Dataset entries
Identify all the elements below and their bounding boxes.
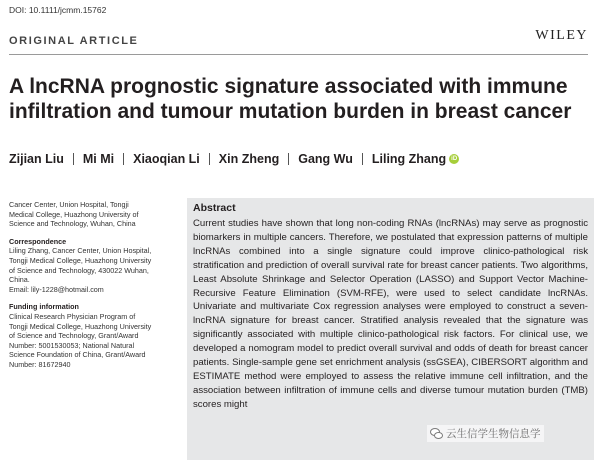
- author-separator: [209, 153, 210, 165]
- watermark-text: 云生信学生物信息学: [446, 428, 541, 440]
- wechat-icon: [430, 428, 443, 439]
- author-separator: [288, 153, 289, 165]
- author-list: [9, 152, 459, 166]
- doi-line[interactable]: DOI: 10.1111/jcmm.15762: [9, 5, 107, 15]
- author-name[interactable]: Mi Mi: [82, 152, 115, 166]
- correspondence-block: [9, 237, 174, 295]
- correspondence-email[interactable]: Email: lily-1228@hotmail.com: [9, 284, 104, 294]
- affiliation-line: Cancer Center, Union Hospital, Tongji: [9, 200, 129, 209]
- abstract-heading: Abstract: [193, 202, 236, 214]
- funding-heading: Funding information: [9, 302, 79, 312]
- author-name[interactable]: Liling Zhang: [371, 152, 447, 166]
- abstract-box: [187, 198, 594, 460]
- watermark: [427, 425, 544, 442]
- author-separator: [73, 153, 74, 165]
- funding-line: Clinical Research Physician Program of: [9, 311, 136, 321]
- correspondence-line: of Science and Technology, 430022 Wuhan,: [9, 265, 149, 275]
- affiliation-line: Medical College, Huazhong University of: [9, 209, 139, 219]
- author-name[interactable]: Xiaoqian Li: [133, 152, 200, 166]
- funding-line: Number: 81672940: [9, 359, 71, 369]
- article-type: ORIGINAL ARTICLE: [9, 35, 139, 47]
- funding-line: Tongji Medical College, Huazhong University: [9, 321, 152, 331]
- funding-block: [9, 302, 174, 369]
- author-name[interactable]: Zijian Liu: [9, 152, 64, 166]
- author-separator: [362, 153, 363, 165]
- header-divider: [9, 54, 588, 55]
- correspondence-heading: Correspondence: [9, 236, 67, 246]
- article-title: A lncRNA prognostic signature associated with immune infiltration and tumour mutation burden in breast cancer: [9, 75, 572, 123]
- author-separator: [123, 153, 124, 165]
- sidebar-info: [9, 200, 174, 378]
- author-name[interactable]: Gang Wu: [298, 152, 353, 166]
- affiliation-line: Science and Technology, Wuhan, China: [9, 219, 136, 229]
- publisher-logo: WILEY: [535, 28, 588, 43]
- abstract-text: Current studies have shown that long non-coding RNAs (lncRNAs) may serve as prognostic biomarkers in multiple cancers. Therefore, we postulated that expression patterns of multiple lncRNAs combined into a single signature could improve clinico-pathological risk stratification and prediction of overall survival rate for breast cancer patients. Two algorithms, Least Absolute Shrinkage and Selector Operation (LASSO) and Support Vector Machine-Recursive Feature Elimination (SVM-RFE), were used to select candidate lncRNAs. Univariate and multivariate Cox regression analyses were employed to construct a seven-lncRNA signature for breast cancer. Stratified analysis revealed that the signature was significantly associated with multiple clinico-pathological risk factors. For clinical use, we developed a nomogram model to predict overall survival and odds of death for breast cancer patients. Single-sample gene set enrichment analysis (ssGSEA), CIBERSORT algorithm and ESTIMATE method were employed to assess the relative immune cell infiltration, and the association between infiltration of immune cells and diverse tumour mutation burden (TMB) scores might: [193, 218, 588, 410]
- correspondence-line: China.: [9, 275, 30, 285]
- funding-line: of Science and Technology, Grant/Award: [9, 331, 139, 341]
- correspondence-line: Liling Zhang, Cancer Center, Union Hospital,: [9, 246, 152, 256]
- correspondence-line: Tongji Medical College, Huazhong University: [9, 255, 152, 265]
- author-name[interactable]: Xin Zheng: [218, 152, 280, 166]
- orcid-icon[interactable]: iD: [451, 156, 458, 162]
- funding-line: Number: 5001530053; National Natural: [9, 340, 135, 350]
- funding-line: Science Foundation of China, Grant/Award: [9, 350, 146, 360]
- affiliation-block: [9, 200, 174, 229]
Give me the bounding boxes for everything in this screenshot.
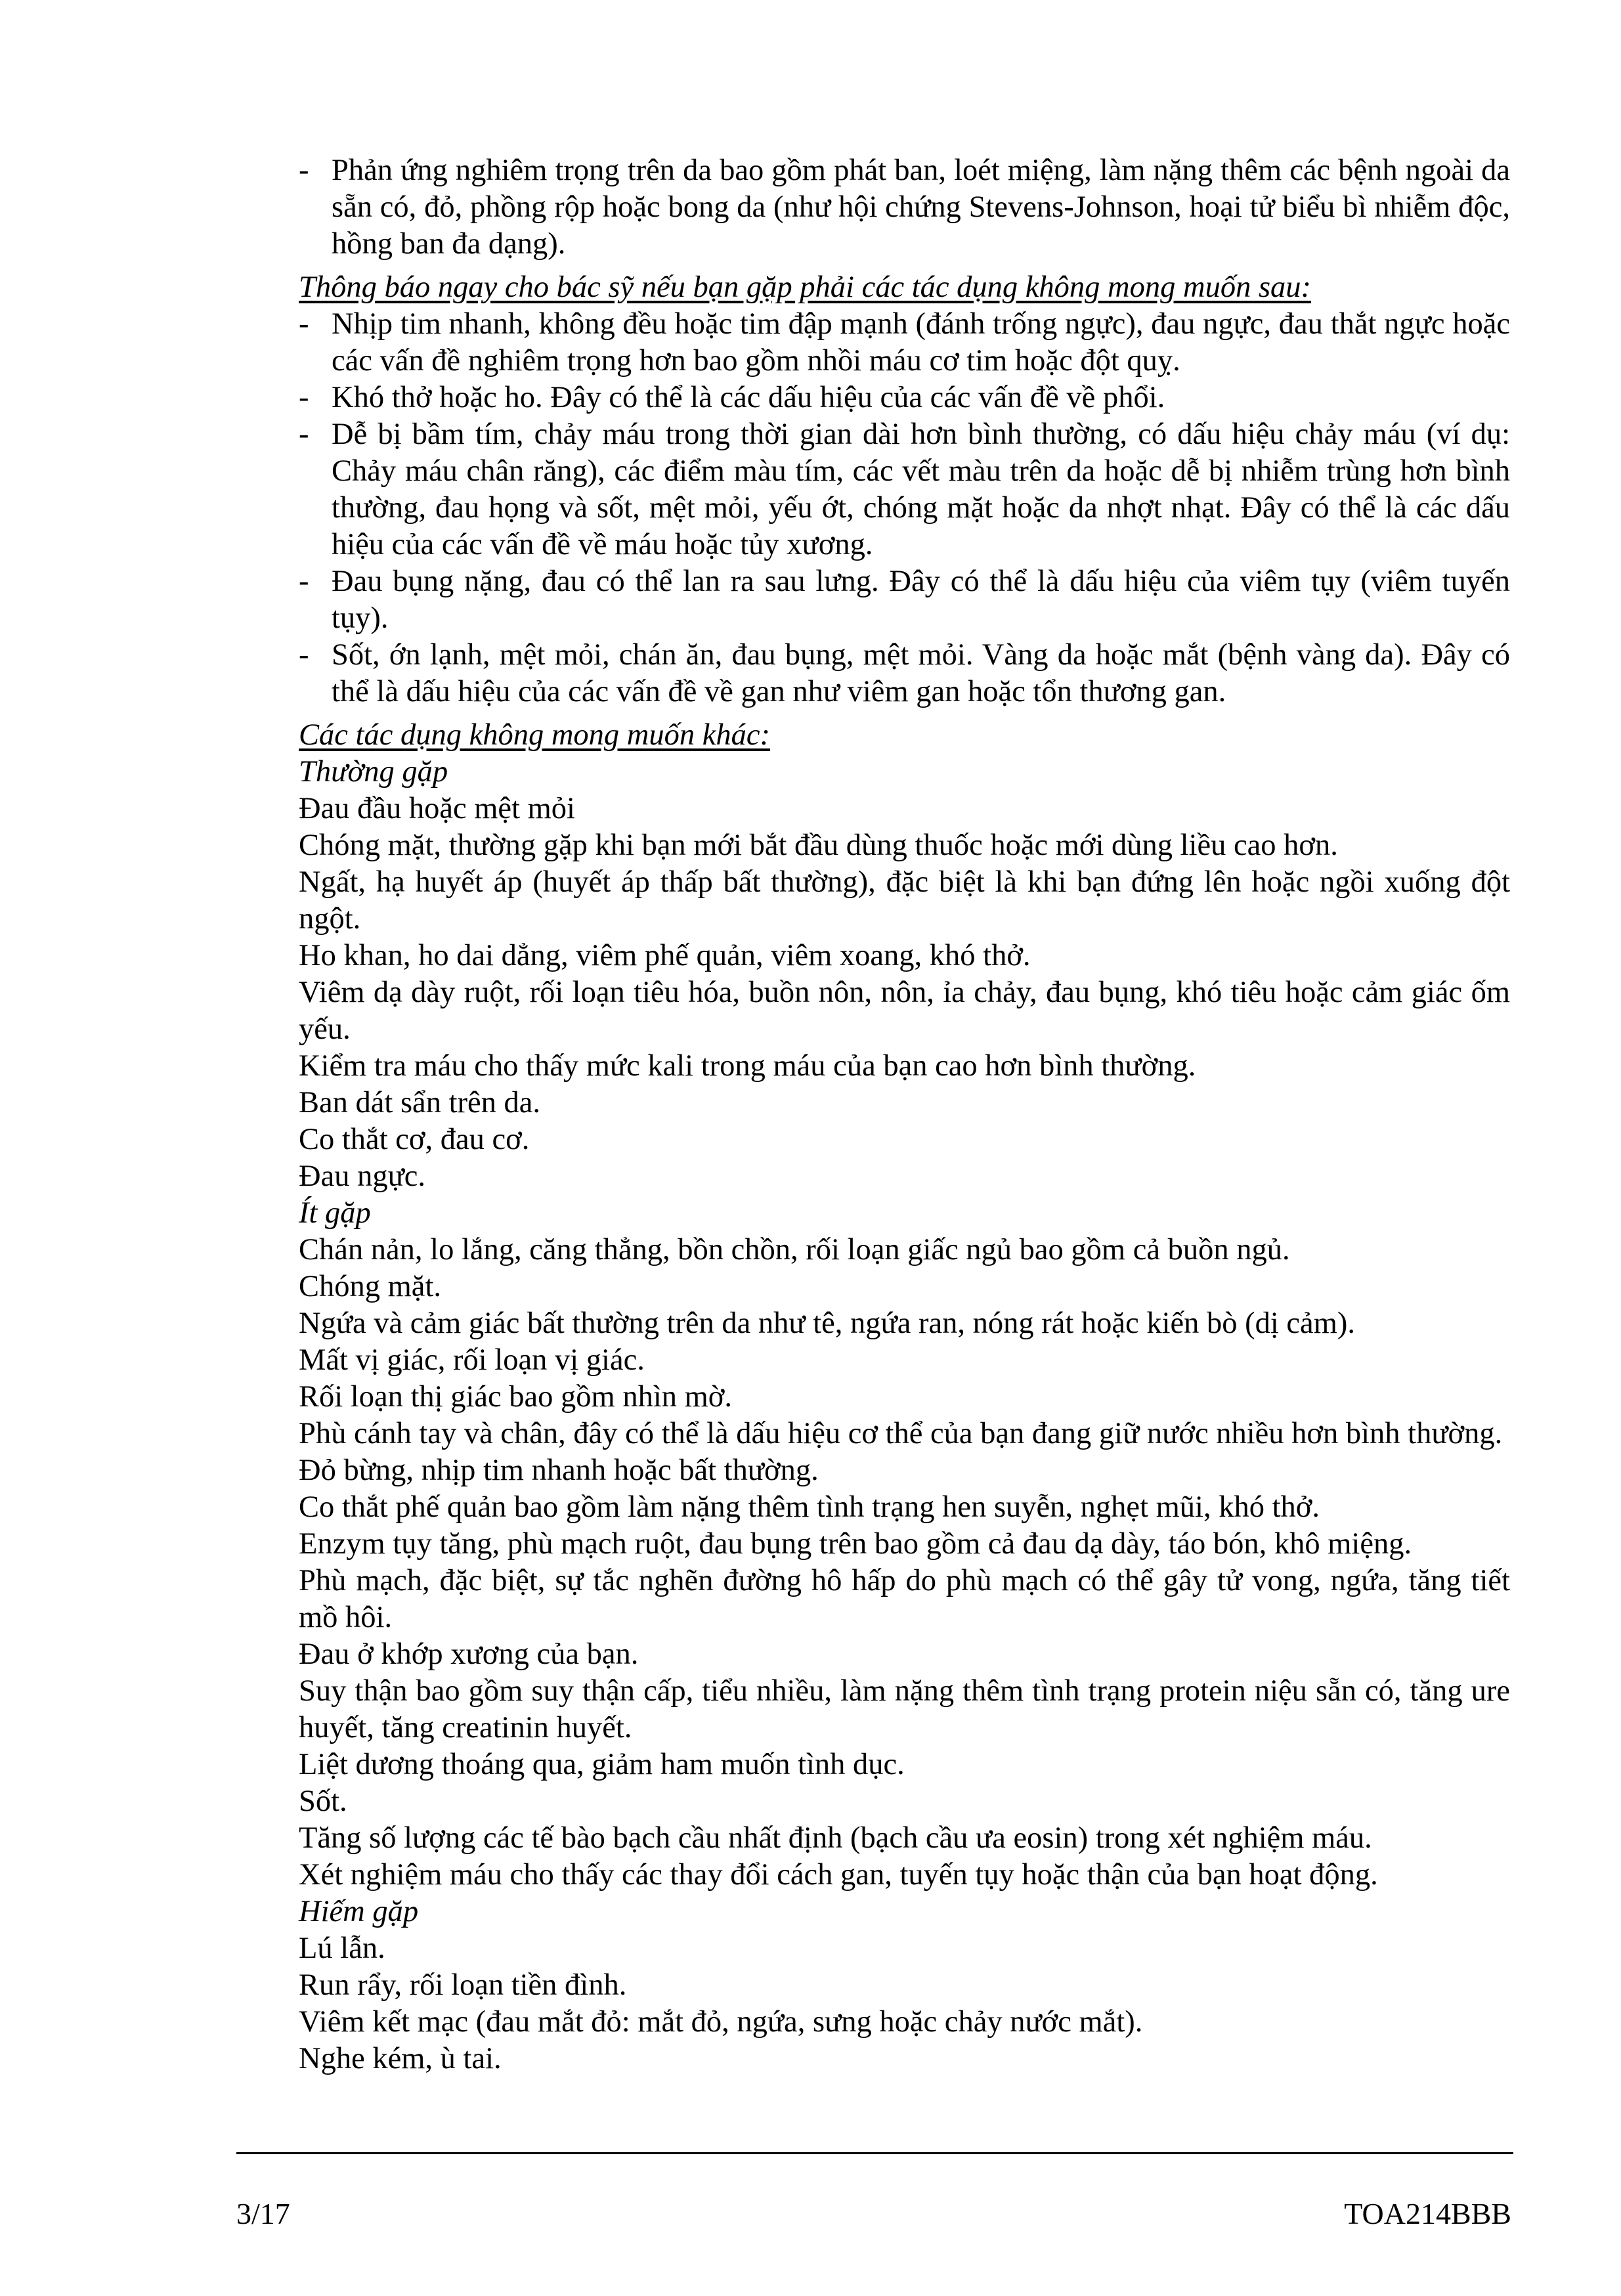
list-item: Lú lẫn. (299, 1932, 385, 1965)
list-item: Liệt dương thoáng qua, giảm ham muốn tình dục. (299, 1748, 905, 1781)
page-number: 3/17 (236, 2197, 290, 2230)
list-item: Phù cánh tay và chân, đây có thể là dấu hiệu cơ thể của bạn đang giữ nước nhiều hơn bình thường. (299, 1417, 1503, 1450)
bullet-dash: - (299, 154, 309, 187)
list-item: Ngất, hạ huyết áp (huyết áp thấp bất thường), đặc biệt là khi bạn đứng lên hoặc ngồi xuống đột ngột. (299, 865, 1510, 936)
list-item: Phù mạch, đặc biệt, sự tắc nghẽn đường hô hấp do phù mạch có thể gây tử vong, ngứa, tăng tiết mồ hôi. (299, 1564, 1510, 1634)
list-item: Chóng mặt. (299, 1270, 441, 1303)
list-item: Ngứa và cảm giác bất thường trên da như tê, ngứa ran, nóng rát hoặc kiến bò (dị cảm). (299, 1307, 1355, 1340)
notify-heading: Thông báo ngay cho bác sỹ nếu bạn gặp phải các tác dụng không mong muốn sau: (299, 271, 1312, 304)
bullet-text: Nhịp tim nhanh, không đều hoặc tim đập mạnh (đánh trống ngực), đau ngực, đau thắt ngực hoặc các vấn đề nghiêm trọng hơn bao gồm nhồi máu cơ tim hoặc đột quỵ. (332, 307, 1510, 378)
list-item: Ban dát sẩn trên da. (299, 1086, 541, 1119)
rare-list (299, 1930, 1510, 2077)
list-item: Chán nản, lo lắng, căng thẳng, bồn chồn, rối loạn giấc ngủ bao gồm cả buồn ngủ. (299, 1233, 1290, 1267)
other-effects-heading: Các tác dụng không mong muốn khác: (299, 718, 771, 752)
list-item: Đau ngực. (299, 1159, 426, 1193)
list-item: Đỏ bừng, nhịp tim nhanh hoặc bất thường. (299, 1454, 819, 1487)
common-label: Thường gặp (299, 755, 448, 789)
bullet-item (299, 379, 1510, 416)
list-item: Suy thận bao gồm suy thận cấp, tiểu nhiều, làm nặng thêm tình trạng protein niệu sẵn có, tăng ure huyết, tăng creatinin huyết. (299, 1674, 1510, 1744)
list-item: Viêm kết mạc (đau mắt đỏ: mắt đỏ, ngứa, sưng hoặc chảy nước mắt). (299, 2005, 1143, 2039)
bullet-text: Khó thở hoặc ho. Đây có thể là các dấu hiệu của các vấn đề về phổi. (332, 381, 1165, 414)
top-bullet-list (299, 152, 1510, 263)
bullet-dash: - (299, 638, 309, 672)
bullet-text: Đau bụng nặng, đau có thể lan ra sau lưng. Đây có thể là dấu hiệu của viêm tụy (viêm tuyến tụy). (332, 565, 1510, 635)
list-item: Ho khan, ho dai dẳng, viêm phế quản, viêm xoang, khó thở. (299, 939, 1031, 972)
footer-divider (236, 2152, 1513, 2154)
common-list (299, 791, 1510, 1195)
bullet-dash: - (299, 307, 309, 341)
list-item: Chóng mặt, thường gặp khi bạn mới bắt đầu dùng thuốc hoặc mới dùng liều cao hơn. (299, 829, 1338, 862)
bullet-dash: - (299, 418, 309, 451)
list-item: Đau đầu hoặc mệt mỏi (299, 792, 575, 825)
list-item: Enzym tụy tăng, phù mạch ruột, đau bụng trên bao gồm cả đau dạ dày, táo bón, khô miệng. (299, 1527, 1412, 1561)
bullet-text: Sốt, ớn lạnh, mệt mỏi, chán ăn, đau bụng, mệt mỏi. Vàng da hoặc mắt (bệnh vàng da). Đây có thể là dấu hiệu của các vấn đề về gan như viêm gan hoặc tổn thương gan. (332, 638, 1510, 708)
list-item: Đau ở khớp xương của bạn. (299, 1637, 639, 1671)
list-item: Run rẩy, rối loạn tiền đình. (299, 1968, 627, 2002)
list-item: Co thắt phế quản bao gồm làm nặng thêm tình trạng hen suyễn, nghẹt mũi, khó thở. (299, 1490, 1320, 1524)
document-code: TOA214BBB (1344, 2197, 1511, 2230)
bullet-item (299, 563, 1510, 637)
uncommon-list (299, 1232, 1510, 1894)
list-item: Sốt. (299, 1785, 347, 1818)
bullet-item (299, 152, 1510, 263)
list-item: Rối loạn thị giác bao gồm nhìn mờ. (299, 1380, 733, 1414)
bullet-dash: - (299, 565, 309, 598)
bullet-item (299, 306, 1510, 379)
bullet-text: Phản ứng nghiêm trọng trên da bao gồm phát ban, loét miệng, làm nặng thêm các bệnh ngoài da sẵn có, đỏ, phồng rộp hoặc bong da (như hội chứng Stevens-Johnson, hoại tử biểu bì nhiễm độc, hồng ban đa dạng). (332, 154, 1510, 261)
list-item: Viêm dạ dày ruột, rối loạn tiêu hóa, buồn nôn, nôn, ỉa chảy, đau bụng, khó tiêu hoặc cảm giác ốm yếu. (299, 976, 1510, 1046)
list-item: Xét nghiệm máu cho thấy các thay đổi cách gan, tuyến tụy hoặc thận của bạn hoạt động. (299, 1858, 1378, 1892)
bullet-dash: - (299, 381, 309, 414)
bullet-item (299, 416, 1510, 563)
uncommon-label: Ít gặp (299, 1196, 371, 1230)
list-item: Tăng số lượng các tế bào bạch cầu nhất định (bạch cầu ưa eosin) trong xét nghiệm máu. (299, 1821, 1372, 1855)
notify-bullet-list (299, 306, 1510, 710)
list-item: Mất vị giác, rối loạn vị giác. (299, 1343, 645, 1377)
list-item: Kiểm tra máu cho thấy mức kali trong máu của bạn cao hơn bình thường. (299, 1049, 1196, 1083)
list-item: Nghe kém, ù tai. (299, 2042, 502, 2075)
list-item: Co thắt cơ, đau cơ. (299, 1123, 530, 1156)
rare-label: Hiếm gặp (299, 1895, 419, 1928)
bullet-item (299, 637, 1510, 710)
page-content (299, 152, 1510, 2077)
bullet-text: Dễ bị bầm tím, chảy máu trong thời gian dài hơn bình thường, có dấu hiệu chảy máu (ví dụ: Chảy máu chân răng), các điểm màu tím, các vết màu trên da hoặc dễ bị nhiễm trùng hơn bình thường, đau họng và sốt, mệt mỏi, yếu ớt, chóng mặt hoặc da nhợt nhạt. Đây có thể là các dấu hiệu của các vấn đề về máu hoặc tủy xương. (332, 418, 1510, 561)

→ **WHAT THE TASK REQUIRES**
Lines with the string "separator": say how many appear in the entries above, giving the number alone.

→ **OUTPUT FOR THIS TASK**
5